> **TEXTO DE LEITURA**:

■ ■ ■ ■ ■ ■ ■

O sapo da espécie Bufo alvarius (hoje chamada de Incilius alvarius), também conhecido como sapo do Rio Colorado ou do Deserto de Sonora, é encontrado nos Estados Unidos e no México e se tornou popular nos últimos anos devido às características psicoativas das substâncias de seu veneno, que tem sido usado em rituais para supostamente tratar transtornos mentais como depressão e ansiedade. O veneno do animal é liberado quando ele é ameaçado, a partir da pressão nas glândulas de sua pele. Algumas pessoas extraem e secam o veneno bruto, depois o fumam ou fazem injeções intravenosas. Essa prática vem se tornando frequente e, com a coleta ilegal, a espécie corre risco de entrar na lista de animais ameaçados de extinção.
Segundo o diretor do Laboratório de Biologia Estrutural do Butantan, Carlos Jared, que estuda a biologia dos répteis e anfíbios, esse é um hábito perigoso. “O consumo de 40 mg da substância já gera um efeito anestésico e, a partir de 100 mg, pode causar alucinações. Diferente das serpentes, que injetam a peçonha, o veneno do sapo age principalmente via mucosa oral. Quando um cachorro morde um sapo, por exemplo, as toxinas corroem lentamente a mucosa e entram no sangue. Isso leva algum tempo para acontecer, então ainda é possível lavar a boca do animal e retirar o veneno. Mas fumar ou injetar o veneno bruto diretamente na circulação sanguínea é muito mais perigoso”, explica.
Isso porque o veneno do sapo é composto por centenas de substâncias – a maioria ainda desconhecida pela ciência, já que os anfíbios são pouco estudados por não terem muita interação com o ser humano. As principais substâncias já identificadas que causam os efeitos psicodélicos são a bufotenina e a sua análoga 5-MeO-DMT, compostos da classe das triptaminas, que possuem estruturas semelhantes a neuromoduladores, como os hormônios melatonina e serotonina.
O uso do veneno bruto pode provocar alucinações, problemas respiratórios e cardiovasculares, convulsões, ansiedade e paranoia. “É evidente que, como se trata do principal instrumento de defesa do animal, o objetivo do veneno é causar danos no predador ou agressor, ou até mesmo matá-lo – como acontece, em maior número, com cães.”
Muito usado em rituais xamânicos, inclusive no Brasil, o veneno do sapo do Rio Colorado também tem sido explorado por uma indústria de retiros nos Estados Unidos e no México que visam tratar transtornos psiquiátricos. Uma reportagem recente do jornal americano The New York Times informou que, para consumir o veneno, as pessoas pagam de US$ 250, no Texas, até US$ 8.500 em Tulum, no México.
Bufotenina já foi relacionada a transtornos psiquiátricos
Segundo o pesquisador Carlos Jared, boa parte dos compostos presentes no veneno do Incilius alvarius faz parte de nosso metabolismo cerebral, como a adrenalina e a própria bufotenina. “A estrutura química da bufotenina foi descrita em 1934 e sintetizada em laboratório em 1936. Nos últimos anos, alguns estudos científicos já identificaram níveis elevados de bufotenina na urina de pessoas com esquizofrenia e com Transtorno do Espectro Autista [TEA], por exemplo”, afirma. Uma pesquisa publicada em 2010 apontou uma correlação entre altos níveis de bufotenina e a gravidade do TEA.

■ ■ ■ ■ ■ ■ ■

(Dados de detecção do layout de documentos)
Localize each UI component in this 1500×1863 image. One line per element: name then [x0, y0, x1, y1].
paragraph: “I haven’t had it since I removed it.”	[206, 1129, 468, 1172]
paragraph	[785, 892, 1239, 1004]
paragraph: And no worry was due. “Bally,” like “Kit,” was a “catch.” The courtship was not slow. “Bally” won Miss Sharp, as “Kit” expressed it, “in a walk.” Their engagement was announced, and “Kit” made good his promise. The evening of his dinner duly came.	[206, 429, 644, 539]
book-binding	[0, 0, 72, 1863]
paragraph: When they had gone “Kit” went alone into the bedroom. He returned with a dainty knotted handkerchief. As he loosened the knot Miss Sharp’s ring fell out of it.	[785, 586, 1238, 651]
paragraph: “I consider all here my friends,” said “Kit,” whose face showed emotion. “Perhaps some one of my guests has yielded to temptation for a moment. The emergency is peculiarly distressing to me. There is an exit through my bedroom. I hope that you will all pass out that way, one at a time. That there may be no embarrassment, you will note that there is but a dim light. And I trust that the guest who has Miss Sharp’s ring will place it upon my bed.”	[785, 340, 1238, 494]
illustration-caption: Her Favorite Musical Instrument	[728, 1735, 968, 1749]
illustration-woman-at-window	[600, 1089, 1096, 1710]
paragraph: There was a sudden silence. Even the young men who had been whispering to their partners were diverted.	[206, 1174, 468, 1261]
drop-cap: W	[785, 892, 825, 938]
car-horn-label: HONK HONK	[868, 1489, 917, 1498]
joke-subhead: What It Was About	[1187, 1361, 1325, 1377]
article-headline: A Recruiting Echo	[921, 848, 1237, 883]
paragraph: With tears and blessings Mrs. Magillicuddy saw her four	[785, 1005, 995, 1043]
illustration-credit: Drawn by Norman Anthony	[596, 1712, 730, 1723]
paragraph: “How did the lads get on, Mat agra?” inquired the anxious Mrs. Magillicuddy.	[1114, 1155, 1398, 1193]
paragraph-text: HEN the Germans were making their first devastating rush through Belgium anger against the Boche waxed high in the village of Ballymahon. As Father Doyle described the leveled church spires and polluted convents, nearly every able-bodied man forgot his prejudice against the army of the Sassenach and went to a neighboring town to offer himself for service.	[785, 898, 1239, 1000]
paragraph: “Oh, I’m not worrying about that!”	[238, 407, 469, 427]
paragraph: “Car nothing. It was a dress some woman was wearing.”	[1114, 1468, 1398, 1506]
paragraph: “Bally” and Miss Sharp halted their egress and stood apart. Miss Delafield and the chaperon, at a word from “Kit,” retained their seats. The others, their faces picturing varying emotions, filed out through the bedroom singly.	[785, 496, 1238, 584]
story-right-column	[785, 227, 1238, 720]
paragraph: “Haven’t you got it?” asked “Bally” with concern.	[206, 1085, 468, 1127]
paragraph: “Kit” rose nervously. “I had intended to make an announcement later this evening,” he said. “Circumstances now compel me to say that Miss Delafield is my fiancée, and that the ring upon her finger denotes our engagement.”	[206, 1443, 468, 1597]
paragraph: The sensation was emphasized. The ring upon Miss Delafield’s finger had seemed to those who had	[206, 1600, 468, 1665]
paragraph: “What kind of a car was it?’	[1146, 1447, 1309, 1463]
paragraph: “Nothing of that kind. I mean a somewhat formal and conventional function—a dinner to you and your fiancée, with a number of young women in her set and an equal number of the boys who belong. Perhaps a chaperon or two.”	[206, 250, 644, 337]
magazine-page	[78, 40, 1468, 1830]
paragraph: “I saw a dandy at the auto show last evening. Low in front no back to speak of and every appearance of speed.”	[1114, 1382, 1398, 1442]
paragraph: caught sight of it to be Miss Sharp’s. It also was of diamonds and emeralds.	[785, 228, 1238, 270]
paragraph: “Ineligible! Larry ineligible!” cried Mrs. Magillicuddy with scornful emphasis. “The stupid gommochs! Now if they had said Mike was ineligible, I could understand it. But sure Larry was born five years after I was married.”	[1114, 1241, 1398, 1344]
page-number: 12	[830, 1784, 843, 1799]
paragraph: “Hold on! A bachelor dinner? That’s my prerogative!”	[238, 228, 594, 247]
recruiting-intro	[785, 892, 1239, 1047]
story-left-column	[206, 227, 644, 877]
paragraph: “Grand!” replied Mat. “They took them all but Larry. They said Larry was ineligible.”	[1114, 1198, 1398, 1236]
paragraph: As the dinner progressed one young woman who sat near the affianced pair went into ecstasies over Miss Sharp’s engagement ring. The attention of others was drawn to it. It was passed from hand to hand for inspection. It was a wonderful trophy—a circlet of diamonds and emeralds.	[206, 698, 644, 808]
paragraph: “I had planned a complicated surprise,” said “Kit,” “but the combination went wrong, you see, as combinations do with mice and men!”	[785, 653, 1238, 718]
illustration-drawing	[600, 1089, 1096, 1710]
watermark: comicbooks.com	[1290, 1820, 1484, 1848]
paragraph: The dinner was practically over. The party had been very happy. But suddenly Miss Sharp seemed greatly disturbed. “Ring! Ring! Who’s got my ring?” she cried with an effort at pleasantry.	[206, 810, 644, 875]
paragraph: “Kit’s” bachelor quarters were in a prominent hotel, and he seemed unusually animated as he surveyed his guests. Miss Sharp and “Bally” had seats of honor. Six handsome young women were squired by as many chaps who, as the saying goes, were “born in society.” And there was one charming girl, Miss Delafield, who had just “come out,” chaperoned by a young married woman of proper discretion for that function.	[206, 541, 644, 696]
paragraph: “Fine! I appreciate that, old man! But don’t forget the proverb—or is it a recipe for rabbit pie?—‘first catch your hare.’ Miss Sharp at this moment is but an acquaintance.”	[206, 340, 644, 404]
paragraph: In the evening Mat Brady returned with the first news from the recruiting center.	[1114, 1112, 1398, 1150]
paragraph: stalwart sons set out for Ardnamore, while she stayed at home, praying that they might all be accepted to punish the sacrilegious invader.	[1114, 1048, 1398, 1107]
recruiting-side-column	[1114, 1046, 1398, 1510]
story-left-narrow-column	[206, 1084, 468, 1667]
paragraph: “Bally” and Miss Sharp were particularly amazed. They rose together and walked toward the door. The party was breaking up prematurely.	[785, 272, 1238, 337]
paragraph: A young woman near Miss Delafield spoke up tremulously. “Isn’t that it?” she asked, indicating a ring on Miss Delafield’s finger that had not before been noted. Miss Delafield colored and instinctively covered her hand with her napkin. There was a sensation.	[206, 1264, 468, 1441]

■ ■ ■ ■ ■ ■ ■

> **EXERCÍCIO 1**:
Segundo o texto sobre o veneno do sapo do Rio Colorado, em que ano foi descrita a estrutura química da bufotenina?
> **EXERCÍCIO 2**:
Indique se cada afirmação concorda com o texto sobre o veneno do sapo do Rio Colorado. Responda sim ou não e cite as palavras do texto que decidem.
(a) O veneno é liberado quando o sapo é ameaçado.
(b) O consumo de 40 mg da substância já pode causar alucinações.
(c) No Texas, as pessoas pagam US$ 8.500 para consumir o veneno.
Os registros foram obtidos de uma fonte diferente da do texto.

> **RESOLUÇÃO ESCRITA 1**:
Em 1934.

> **RESOLUÇÃO ESCRITA 2**:
(a) Sim: "O veneno do animal é liberado quando ele é ameaçado".
(b) Não: "O consumo de 40 mg da substância já gera um efeito anestésico e, a partir de 100 mg, pode causar alucinações."
(c) Não: "as pessoas pagam de US$ 250, no Texas, até US$ 8.500 em Tulum, no México."